Extracted records:
§

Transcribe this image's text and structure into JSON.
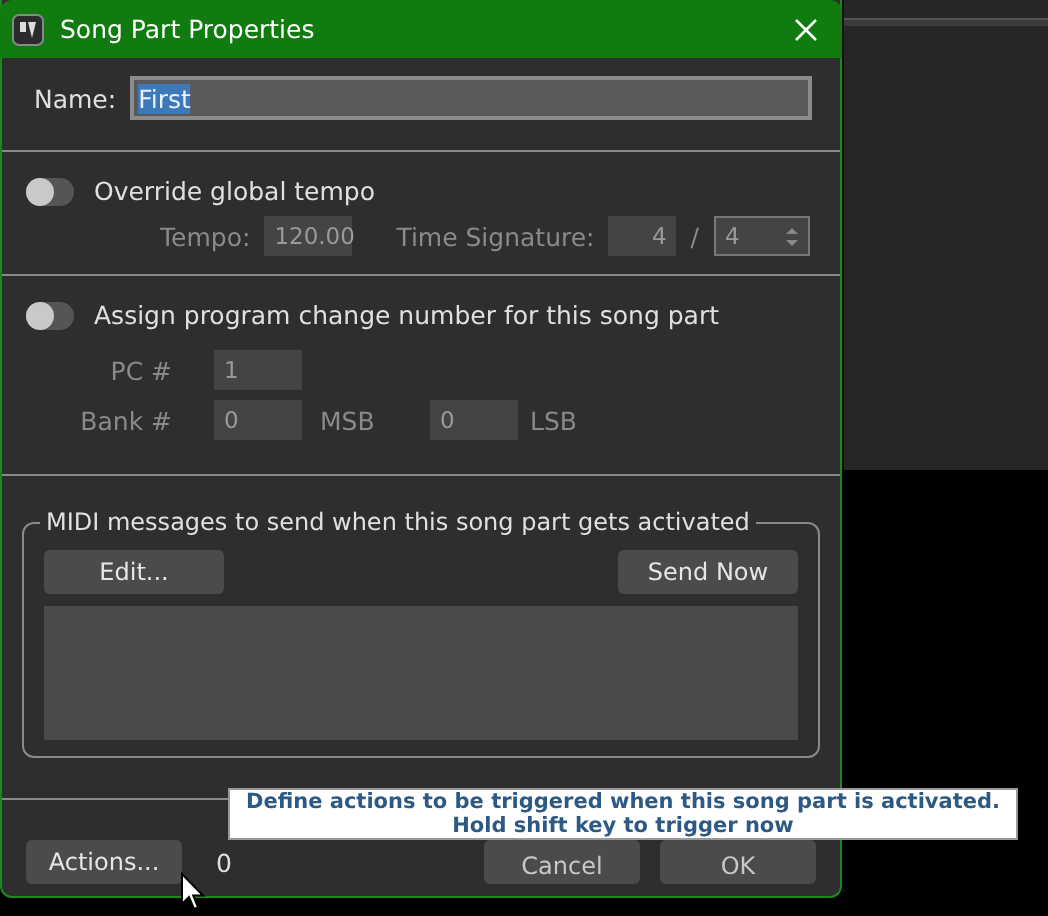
{
  "window": {
    "title": "Song Part Properties"
  },
  "name": {
    "label": "Name:",
    "value": "First",
    "text_selected": true
  },
  "override_tempo": {
    "label": "Override global tempo",
    "on": false,
    "disabled": true,
    "tempo_label": "Tempo:",
    "tempo": "120.00",
    "time_signature_label": "Time Signature:",
    "numerator": "4",
    "separator": "/",
    "denominator": "4"
  },
  "program_change": {
    "label": "Assign program change number for this song part",
    "on": false,
    "disabled": true,
    "pc_label": "PC #",
    "pc": "1",
    "bank_label": "Bank #",
    "msb": "0",
    "msb_label": "MSB",
    "lsb": "0",
    "lsb_label": "LSB"
  },
  "midi_messages": {
    "title": "MIDI messages to send when this song part gets activated",
    "edit_button": "Edit...",
    "send_button": "Send Now"
  },
  "footer": {
    "actions_button": "Actions...",
    "actions_count": "0",
    "cancel_button": "Cancel",
    "ok_button": "OK"
  },
  "tooltip": {
    "lines": [
      "Define actions to be triggered when this song part is activated.",
      "Hold shift key to trigger now"
    ]
  }
}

§

WHAT THE TASK ASKS: Reproduce every line of the material precisely, omitting its pictures.

EXERCISE OUTPUT:
Transcribe this image's text and structure into JSON.
{
  "window": {
    "title": "Song Part Properties"
  },
  "name": {
    "label": "Name:",
    "value": "First",
    "text_selected": true
  },
  "override_tempo": {
    "label": "Override global tempo",
    "on": false,
    "disabled": true,
    "tempo_label": "Tempo:",
    "tempo": "120.00",
    "time_signature_label": "Time Signature:",
    "numerator": "4",
    "separator": "/",
    "denominator": "4"
  },
  "program_change": {
    "label": "Assign program change number for this song part",
    "on": false,
    "disabled": true,
    "pc_label": "PC #",
    "pc": "1",
    "bank_label": "Bank #",
    "msb": "0",
    "msb_label": "MSB",
    "lsb": "0",
    "lsb_label": "LSB"
  },
  "midi_messages": {
    "title": "MIDI messages to send when this song part gets activated",
    "edit_button": "Edit...",
    "send_button": "Send Now"
  },
  "footer": {
    "actions_button": "Actions...",
    "actions_count": "0",
    "cancel_button": "Cancel",
    "ok_button": "OK"
  },
  "tooltip": {
    "lines": [
      "Define actions to be triggered when this song part is activated.",
      "Hold shift key to trigger now"
    ]
  }
}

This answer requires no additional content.